[START Record extracts]

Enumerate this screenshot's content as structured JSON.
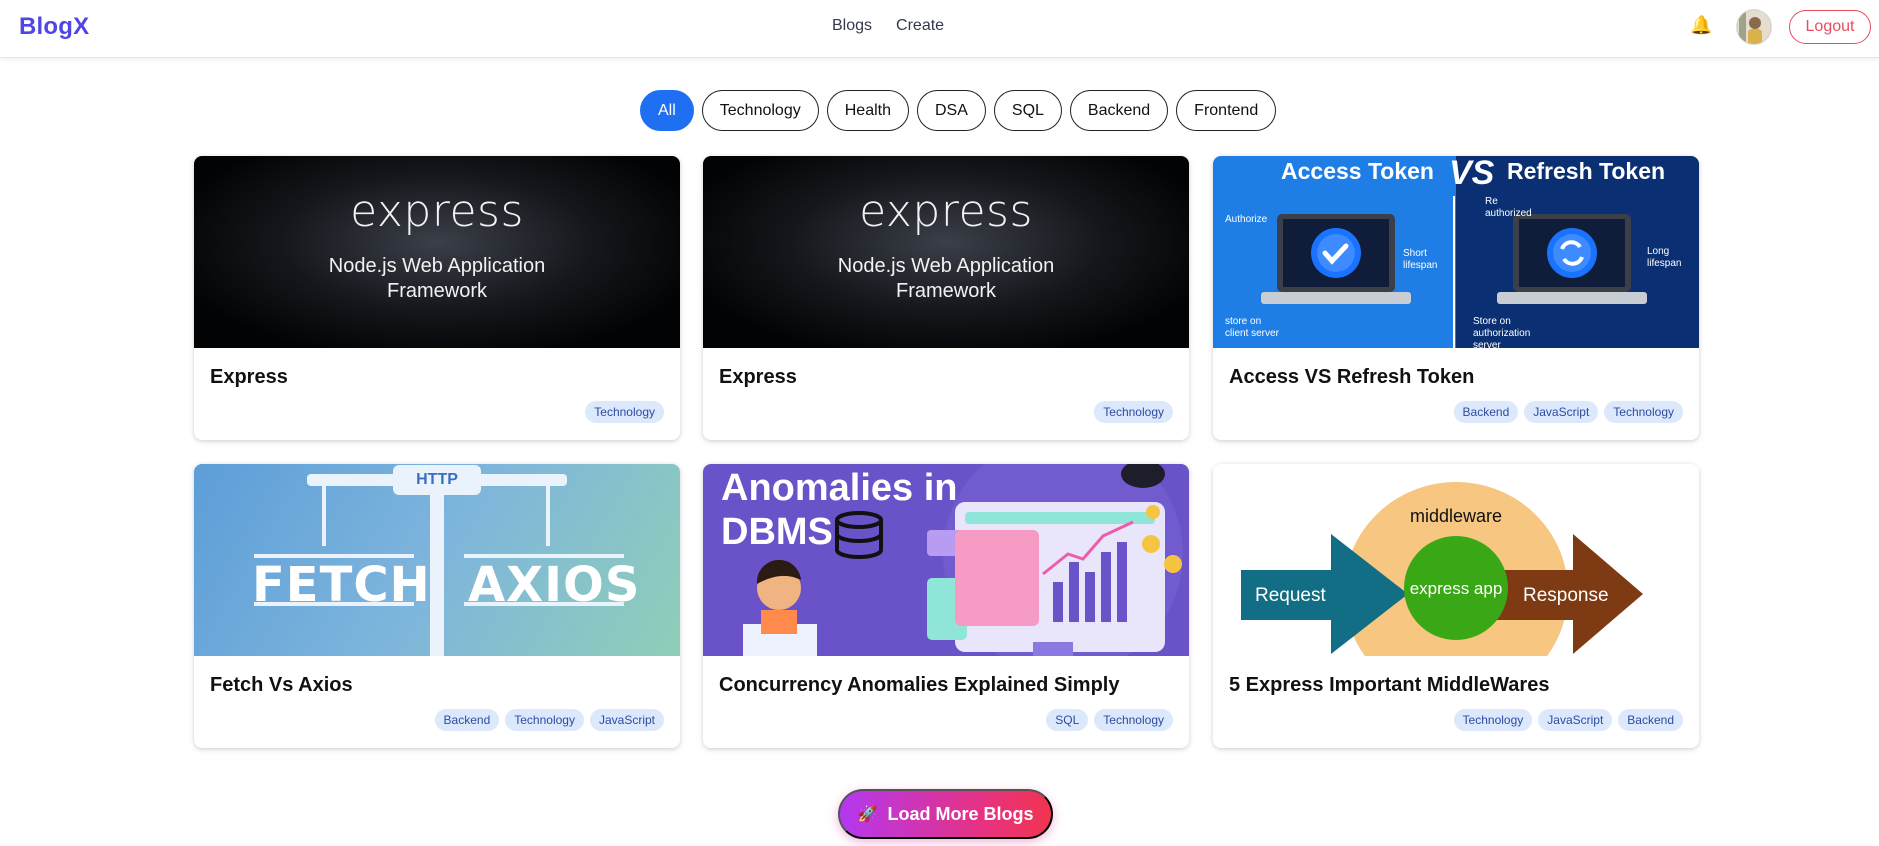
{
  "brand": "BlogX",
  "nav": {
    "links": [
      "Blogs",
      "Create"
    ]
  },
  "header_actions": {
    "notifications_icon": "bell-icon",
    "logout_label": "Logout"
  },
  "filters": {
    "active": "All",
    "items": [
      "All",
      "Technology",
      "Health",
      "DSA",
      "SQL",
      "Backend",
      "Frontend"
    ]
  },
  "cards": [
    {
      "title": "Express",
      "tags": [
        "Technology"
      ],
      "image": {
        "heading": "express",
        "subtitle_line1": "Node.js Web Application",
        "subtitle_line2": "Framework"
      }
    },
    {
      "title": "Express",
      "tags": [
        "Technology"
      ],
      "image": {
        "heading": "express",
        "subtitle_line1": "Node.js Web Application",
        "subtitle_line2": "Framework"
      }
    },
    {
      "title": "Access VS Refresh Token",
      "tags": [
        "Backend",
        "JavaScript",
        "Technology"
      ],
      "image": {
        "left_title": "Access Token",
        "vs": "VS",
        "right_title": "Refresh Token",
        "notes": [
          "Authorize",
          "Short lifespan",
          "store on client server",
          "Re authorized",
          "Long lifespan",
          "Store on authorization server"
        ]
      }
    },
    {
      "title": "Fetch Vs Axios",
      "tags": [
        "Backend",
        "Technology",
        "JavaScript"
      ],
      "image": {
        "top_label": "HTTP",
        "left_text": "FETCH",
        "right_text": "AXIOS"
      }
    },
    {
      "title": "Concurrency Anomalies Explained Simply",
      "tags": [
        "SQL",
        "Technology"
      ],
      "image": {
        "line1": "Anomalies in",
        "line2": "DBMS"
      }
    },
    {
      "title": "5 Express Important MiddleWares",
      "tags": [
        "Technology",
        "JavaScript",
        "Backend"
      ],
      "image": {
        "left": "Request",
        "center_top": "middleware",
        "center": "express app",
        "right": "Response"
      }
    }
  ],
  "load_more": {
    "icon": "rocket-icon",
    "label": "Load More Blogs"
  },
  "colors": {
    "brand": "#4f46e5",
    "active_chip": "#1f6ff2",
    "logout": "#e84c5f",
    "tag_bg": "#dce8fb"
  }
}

[END Record extracts]

Aim of the task
Going through the lines above one by one, tally those with the word "Access" and give only the total.

The response
2